**DIRECTION**
From the listing, collect all lines containing the word "arrow".

+ + +

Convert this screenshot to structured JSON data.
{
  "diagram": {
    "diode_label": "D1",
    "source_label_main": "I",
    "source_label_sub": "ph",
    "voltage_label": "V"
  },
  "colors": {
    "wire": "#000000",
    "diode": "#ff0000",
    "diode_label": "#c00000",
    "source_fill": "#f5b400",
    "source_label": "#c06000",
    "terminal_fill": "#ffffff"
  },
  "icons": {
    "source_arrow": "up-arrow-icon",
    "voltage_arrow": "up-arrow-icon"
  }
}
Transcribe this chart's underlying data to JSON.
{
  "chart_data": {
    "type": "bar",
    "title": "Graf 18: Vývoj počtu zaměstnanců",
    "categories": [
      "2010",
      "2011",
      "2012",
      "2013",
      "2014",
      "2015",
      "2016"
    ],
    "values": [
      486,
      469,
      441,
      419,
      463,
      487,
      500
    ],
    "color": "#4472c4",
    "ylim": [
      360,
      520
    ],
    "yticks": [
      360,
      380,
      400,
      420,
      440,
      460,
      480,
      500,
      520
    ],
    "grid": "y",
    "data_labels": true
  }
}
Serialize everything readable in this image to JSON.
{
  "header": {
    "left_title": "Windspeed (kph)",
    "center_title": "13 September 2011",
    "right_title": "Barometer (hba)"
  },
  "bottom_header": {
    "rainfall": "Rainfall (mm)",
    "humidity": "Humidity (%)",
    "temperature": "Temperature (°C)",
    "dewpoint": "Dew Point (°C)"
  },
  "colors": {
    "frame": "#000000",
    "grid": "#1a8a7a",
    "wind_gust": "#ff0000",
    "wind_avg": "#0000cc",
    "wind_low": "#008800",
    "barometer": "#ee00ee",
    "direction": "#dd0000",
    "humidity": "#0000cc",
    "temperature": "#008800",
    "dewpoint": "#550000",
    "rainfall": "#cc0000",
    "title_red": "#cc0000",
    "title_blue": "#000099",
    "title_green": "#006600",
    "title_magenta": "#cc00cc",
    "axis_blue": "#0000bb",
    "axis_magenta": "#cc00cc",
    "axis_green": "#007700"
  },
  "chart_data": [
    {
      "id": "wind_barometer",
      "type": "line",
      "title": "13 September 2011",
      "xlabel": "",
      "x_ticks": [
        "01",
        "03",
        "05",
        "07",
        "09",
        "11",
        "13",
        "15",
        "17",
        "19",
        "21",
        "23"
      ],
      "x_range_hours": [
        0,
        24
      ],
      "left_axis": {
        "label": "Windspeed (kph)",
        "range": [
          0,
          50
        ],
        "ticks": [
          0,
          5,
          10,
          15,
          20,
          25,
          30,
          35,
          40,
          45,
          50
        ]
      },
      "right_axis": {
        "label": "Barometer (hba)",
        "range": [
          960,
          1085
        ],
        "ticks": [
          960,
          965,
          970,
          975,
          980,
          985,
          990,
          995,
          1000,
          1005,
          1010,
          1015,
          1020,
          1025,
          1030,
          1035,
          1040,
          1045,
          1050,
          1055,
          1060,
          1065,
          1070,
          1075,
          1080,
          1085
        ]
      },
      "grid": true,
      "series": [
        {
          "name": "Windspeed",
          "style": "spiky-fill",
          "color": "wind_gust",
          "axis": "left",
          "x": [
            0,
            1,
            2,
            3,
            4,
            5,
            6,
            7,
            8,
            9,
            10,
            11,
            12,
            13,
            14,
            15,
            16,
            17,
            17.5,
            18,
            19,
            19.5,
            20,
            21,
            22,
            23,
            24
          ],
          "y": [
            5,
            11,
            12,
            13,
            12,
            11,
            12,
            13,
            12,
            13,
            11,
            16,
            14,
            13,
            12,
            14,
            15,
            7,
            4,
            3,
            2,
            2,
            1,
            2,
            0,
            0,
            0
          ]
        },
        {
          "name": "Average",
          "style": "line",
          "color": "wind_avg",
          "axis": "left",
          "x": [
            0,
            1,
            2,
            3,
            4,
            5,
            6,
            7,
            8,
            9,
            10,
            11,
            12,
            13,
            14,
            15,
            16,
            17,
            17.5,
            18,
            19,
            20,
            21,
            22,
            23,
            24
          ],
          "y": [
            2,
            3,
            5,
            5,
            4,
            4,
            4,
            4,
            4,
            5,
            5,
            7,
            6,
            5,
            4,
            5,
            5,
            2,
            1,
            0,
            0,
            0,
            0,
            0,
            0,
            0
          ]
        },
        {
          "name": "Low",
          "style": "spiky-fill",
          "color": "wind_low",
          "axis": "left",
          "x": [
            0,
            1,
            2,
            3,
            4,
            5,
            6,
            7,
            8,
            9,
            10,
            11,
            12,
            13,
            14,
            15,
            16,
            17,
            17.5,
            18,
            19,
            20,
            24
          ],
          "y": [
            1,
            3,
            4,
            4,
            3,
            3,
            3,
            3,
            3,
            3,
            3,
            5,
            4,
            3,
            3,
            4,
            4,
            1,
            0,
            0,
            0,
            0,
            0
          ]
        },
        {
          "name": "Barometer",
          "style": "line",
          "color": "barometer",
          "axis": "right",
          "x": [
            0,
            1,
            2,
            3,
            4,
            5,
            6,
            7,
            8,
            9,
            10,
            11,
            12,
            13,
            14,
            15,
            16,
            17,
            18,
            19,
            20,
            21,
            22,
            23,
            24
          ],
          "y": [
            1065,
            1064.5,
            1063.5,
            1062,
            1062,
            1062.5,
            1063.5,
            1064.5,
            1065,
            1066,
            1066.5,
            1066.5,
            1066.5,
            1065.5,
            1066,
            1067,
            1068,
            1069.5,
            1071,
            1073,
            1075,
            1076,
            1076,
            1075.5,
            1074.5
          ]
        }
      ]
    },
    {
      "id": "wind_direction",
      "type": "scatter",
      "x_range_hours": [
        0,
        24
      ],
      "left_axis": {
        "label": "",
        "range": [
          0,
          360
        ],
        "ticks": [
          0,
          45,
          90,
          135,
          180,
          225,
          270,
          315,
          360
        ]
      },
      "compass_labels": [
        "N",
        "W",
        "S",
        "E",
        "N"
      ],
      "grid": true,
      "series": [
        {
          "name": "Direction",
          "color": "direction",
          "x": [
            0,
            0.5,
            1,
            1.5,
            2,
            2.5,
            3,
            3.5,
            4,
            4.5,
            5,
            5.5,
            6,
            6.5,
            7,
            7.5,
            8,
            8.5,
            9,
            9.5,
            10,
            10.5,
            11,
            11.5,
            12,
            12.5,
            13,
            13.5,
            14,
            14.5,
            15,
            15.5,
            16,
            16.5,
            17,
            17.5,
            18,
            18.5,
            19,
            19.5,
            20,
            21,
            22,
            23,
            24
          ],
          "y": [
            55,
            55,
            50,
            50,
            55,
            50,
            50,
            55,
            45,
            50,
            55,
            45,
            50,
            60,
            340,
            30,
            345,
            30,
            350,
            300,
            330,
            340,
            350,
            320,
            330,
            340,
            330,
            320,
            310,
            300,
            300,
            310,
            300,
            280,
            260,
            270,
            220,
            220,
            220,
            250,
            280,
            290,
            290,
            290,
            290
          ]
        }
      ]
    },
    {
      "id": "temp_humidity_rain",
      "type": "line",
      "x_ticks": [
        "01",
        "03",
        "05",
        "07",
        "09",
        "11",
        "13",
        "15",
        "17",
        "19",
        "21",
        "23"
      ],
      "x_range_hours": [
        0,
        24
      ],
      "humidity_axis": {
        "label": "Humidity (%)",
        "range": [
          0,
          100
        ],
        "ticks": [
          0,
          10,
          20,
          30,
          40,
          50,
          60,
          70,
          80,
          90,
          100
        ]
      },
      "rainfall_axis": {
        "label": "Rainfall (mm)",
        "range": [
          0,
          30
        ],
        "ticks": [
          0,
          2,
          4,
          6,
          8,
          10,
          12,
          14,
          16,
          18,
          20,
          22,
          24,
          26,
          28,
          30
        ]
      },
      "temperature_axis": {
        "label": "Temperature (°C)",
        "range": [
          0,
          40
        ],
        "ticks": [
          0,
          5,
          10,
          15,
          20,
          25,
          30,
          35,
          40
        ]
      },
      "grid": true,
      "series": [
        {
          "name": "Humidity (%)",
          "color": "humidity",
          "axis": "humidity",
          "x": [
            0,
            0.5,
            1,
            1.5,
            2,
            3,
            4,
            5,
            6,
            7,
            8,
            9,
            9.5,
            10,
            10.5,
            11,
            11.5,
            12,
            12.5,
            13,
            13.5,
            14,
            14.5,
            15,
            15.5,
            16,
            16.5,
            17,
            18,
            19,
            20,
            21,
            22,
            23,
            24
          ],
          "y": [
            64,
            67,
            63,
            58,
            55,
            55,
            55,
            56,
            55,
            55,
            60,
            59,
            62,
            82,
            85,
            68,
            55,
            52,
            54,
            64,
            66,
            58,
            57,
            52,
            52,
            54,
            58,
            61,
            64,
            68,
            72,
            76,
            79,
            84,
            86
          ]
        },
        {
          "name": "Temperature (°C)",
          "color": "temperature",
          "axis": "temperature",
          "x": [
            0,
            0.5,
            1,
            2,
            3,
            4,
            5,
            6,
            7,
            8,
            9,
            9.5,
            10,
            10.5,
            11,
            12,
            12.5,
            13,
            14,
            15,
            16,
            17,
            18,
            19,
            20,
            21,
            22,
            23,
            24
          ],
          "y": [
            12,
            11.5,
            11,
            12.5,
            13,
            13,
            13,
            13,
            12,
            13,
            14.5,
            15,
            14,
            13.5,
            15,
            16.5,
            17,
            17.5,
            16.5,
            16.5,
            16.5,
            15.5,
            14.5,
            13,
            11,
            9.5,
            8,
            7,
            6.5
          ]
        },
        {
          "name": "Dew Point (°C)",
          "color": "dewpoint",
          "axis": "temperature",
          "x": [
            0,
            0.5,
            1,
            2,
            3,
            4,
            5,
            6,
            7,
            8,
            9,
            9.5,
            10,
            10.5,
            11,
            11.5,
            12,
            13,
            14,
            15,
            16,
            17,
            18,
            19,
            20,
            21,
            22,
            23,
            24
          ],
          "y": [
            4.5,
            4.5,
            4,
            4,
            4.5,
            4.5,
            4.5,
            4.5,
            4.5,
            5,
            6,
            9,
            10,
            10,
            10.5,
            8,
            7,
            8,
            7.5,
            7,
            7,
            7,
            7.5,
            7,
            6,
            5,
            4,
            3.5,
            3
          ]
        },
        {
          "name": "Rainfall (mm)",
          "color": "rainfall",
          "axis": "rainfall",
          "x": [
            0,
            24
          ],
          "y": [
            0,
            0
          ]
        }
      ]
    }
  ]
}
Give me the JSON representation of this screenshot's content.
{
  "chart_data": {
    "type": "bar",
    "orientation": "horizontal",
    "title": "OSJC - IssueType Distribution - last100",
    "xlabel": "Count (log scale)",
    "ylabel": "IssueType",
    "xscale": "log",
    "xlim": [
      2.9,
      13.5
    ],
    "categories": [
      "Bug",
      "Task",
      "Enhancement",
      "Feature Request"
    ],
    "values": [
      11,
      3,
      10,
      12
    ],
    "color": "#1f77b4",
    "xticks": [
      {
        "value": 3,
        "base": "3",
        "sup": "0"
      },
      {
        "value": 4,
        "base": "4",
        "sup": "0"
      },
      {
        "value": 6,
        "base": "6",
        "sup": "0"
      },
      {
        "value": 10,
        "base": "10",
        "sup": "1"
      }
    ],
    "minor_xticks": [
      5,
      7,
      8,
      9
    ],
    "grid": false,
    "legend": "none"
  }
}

+ + +

**WORKED ANSWER**
    "source_arrow": "up-arrow-icon",
    "voltage_arrow": "up-arrow-icon"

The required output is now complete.